EXTRACTED ENTRIES ▸
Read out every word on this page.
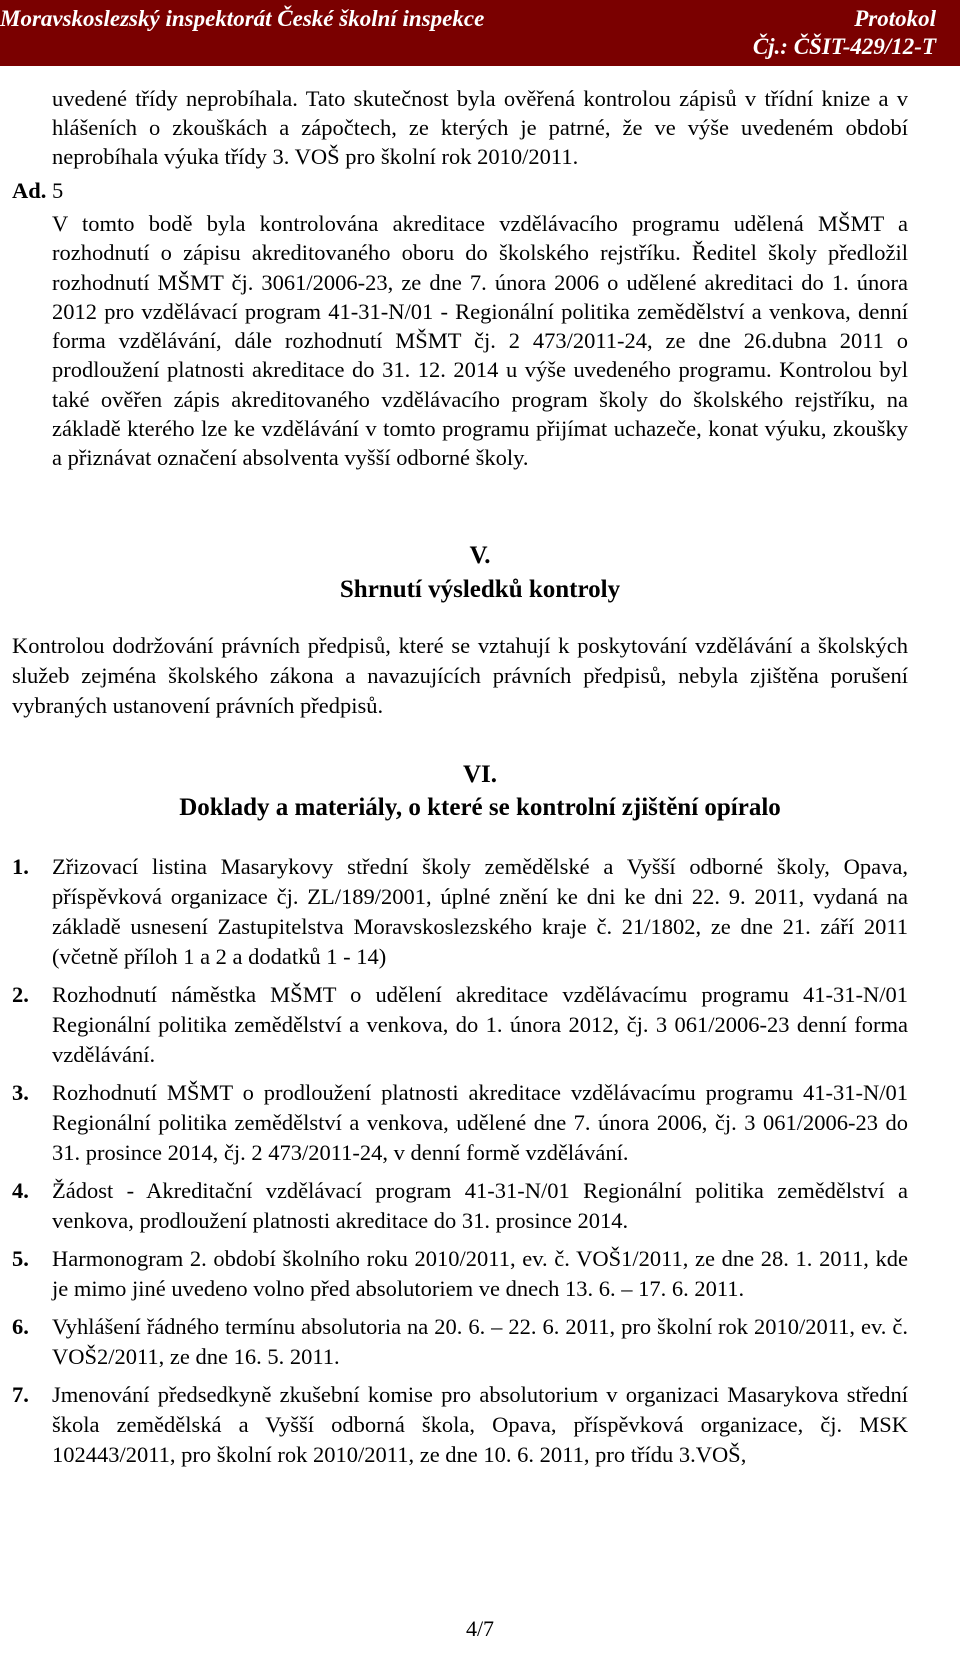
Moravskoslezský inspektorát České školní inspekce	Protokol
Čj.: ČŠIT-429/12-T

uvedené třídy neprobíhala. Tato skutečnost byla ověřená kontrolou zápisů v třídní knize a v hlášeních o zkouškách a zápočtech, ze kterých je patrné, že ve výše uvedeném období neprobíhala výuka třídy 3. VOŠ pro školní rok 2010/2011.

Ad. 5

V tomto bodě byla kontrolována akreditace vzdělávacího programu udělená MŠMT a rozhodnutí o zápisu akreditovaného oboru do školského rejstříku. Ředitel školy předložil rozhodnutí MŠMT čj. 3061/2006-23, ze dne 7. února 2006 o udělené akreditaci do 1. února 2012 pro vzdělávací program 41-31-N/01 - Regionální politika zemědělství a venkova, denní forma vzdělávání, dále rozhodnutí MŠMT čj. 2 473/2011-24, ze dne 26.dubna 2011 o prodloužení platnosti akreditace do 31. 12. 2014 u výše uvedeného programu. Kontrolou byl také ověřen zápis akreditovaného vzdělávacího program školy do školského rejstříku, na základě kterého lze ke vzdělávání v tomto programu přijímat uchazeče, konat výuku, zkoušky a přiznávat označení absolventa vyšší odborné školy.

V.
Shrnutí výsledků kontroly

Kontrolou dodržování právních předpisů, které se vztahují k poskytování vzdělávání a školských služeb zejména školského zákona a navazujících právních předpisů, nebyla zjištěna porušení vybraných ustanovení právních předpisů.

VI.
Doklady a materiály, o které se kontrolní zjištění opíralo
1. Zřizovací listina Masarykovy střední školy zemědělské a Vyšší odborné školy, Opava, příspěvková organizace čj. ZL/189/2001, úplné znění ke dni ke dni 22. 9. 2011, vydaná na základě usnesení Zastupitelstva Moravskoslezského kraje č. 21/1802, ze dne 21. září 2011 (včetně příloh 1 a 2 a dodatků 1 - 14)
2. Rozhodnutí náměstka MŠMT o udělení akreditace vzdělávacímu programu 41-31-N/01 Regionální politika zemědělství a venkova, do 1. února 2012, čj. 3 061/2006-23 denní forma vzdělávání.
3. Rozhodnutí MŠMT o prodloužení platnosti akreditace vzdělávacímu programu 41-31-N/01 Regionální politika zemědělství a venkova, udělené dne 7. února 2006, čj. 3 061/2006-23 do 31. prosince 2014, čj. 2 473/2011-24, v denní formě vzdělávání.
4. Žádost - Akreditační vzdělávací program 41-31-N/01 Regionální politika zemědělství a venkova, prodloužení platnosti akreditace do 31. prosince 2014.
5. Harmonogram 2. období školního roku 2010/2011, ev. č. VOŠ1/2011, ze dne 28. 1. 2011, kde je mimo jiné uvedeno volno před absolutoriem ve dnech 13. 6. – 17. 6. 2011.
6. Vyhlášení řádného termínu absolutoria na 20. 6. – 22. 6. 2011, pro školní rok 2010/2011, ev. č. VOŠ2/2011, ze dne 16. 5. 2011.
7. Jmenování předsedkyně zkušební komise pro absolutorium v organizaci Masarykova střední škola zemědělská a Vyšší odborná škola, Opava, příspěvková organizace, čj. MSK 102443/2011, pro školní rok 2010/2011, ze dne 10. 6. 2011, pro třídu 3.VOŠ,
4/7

--

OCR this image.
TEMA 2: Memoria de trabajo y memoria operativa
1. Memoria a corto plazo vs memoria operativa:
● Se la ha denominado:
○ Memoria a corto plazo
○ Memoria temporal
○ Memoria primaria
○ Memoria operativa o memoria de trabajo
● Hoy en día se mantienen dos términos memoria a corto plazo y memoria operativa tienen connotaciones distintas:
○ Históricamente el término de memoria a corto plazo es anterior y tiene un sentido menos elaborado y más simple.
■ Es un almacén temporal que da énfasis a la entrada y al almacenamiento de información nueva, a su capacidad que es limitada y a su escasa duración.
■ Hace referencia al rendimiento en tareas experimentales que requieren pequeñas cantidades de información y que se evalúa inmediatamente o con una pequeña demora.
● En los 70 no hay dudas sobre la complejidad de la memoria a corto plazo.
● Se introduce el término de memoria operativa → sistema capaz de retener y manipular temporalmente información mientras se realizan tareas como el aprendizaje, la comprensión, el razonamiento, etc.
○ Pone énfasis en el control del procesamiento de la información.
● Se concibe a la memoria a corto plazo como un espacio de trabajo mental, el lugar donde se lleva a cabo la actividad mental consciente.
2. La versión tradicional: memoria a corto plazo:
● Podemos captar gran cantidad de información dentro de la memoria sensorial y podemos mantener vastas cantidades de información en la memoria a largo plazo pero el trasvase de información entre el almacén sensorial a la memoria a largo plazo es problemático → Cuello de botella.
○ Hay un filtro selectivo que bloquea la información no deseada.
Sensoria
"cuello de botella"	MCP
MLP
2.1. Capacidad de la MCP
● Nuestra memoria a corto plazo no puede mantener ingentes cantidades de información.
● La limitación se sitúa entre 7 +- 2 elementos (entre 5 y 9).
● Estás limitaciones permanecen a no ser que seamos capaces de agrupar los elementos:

EXERCISE ▸ Pick out and copy the lines of the entries that hold the string "elementos".

EXERCISE SOLUTION ▸
● La limitación se sitúa entre 7 +- 2 elementos (entre 5 y 9).
● Estás limitaciones permanecen a no ser que seamos capaces de agrupar los elementos:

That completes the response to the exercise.